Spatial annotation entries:
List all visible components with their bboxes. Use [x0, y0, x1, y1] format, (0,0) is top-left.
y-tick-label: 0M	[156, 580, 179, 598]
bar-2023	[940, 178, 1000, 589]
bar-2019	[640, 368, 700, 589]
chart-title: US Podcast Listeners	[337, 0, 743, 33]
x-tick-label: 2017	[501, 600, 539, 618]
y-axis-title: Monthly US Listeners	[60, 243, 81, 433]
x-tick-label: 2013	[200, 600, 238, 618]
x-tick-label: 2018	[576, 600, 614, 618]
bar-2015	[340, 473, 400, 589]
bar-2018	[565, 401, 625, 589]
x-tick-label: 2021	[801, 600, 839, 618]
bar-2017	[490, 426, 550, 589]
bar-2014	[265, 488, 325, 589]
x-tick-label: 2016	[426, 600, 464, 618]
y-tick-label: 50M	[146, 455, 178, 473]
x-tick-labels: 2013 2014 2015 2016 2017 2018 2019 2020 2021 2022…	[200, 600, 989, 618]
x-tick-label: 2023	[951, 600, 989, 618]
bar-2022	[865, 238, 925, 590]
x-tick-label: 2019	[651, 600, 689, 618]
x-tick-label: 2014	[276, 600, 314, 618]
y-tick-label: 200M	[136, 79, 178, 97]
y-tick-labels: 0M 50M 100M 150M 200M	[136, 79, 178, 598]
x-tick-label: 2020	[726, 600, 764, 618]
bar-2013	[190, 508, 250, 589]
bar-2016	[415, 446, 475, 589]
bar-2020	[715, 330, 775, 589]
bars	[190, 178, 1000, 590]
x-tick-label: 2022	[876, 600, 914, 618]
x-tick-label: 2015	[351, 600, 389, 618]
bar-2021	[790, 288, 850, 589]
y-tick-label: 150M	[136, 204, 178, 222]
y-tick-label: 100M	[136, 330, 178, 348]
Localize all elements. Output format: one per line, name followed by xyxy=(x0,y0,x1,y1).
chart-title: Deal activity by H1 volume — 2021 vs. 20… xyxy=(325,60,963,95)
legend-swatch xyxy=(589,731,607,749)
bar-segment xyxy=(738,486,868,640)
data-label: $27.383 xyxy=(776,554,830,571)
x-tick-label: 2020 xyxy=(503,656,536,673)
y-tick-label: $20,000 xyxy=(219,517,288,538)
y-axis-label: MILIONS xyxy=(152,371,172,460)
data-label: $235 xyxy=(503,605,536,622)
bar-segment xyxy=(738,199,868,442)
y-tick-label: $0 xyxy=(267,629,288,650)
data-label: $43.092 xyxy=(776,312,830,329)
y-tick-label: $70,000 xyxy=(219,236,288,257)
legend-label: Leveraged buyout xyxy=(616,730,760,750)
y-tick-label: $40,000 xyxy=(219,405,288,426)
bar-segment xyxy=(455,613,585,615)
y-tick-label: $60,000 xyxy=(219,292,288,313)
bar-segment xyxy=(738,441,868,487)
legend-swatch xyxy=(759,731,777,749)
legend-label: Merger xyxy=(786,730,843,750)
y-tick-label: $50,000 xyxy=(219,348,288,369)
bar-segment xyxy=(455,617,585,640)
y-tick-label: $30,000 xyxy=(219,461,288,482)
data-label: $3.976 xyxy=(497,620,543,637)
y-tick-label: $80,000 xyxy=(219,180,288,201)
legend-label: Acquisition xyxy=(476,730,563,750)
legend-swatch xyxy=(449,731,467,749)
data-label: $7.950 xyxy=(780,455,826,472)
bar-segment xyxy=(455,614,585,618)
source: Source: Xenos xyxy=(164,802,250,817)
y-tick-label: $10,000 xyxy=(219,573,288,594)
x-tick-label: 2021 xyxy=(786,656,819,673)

» What the exercise asks:
Reproduce the items from the very first line up to and including the line that contains "455, 178, 473]", word for word and in their original order.

» Answer to this task:
List all visible components with their bboxes. Use [x0, y0, x1, y1] format, (0,0) is top-left.
y-tick-label: 0M	[156, 580, 179, 598]
bar-2023	[940, 178, 1000, 589]
bar-2019	[640, 368, 700, 589]
chart-title: US Podcast Listeners	[337, 0, 743, 33]
x-tick-label: 2017	[501, 600, 539, 618]
y-axis-title: Monthly US Listeners	[60, 243, 81, 433]
x-tick-label: 2013	[200, 600, 238, 618]
x-tick-label: 2018	[576, 600, 614, 618]
bar-2015	[340, 473, 400, 589]
bar-2018	[565, 401, 625, 589]
x-tick-label: 2021	[801, 600, 839, 618]
bar-2017	[490, 426, 550, 589]
bar-2014	[265, 488, 325, 589]
x-tick-label: 2016	[426, 600, 464, 618]
y-tick-label: 50M	[146, 455, 178, 473]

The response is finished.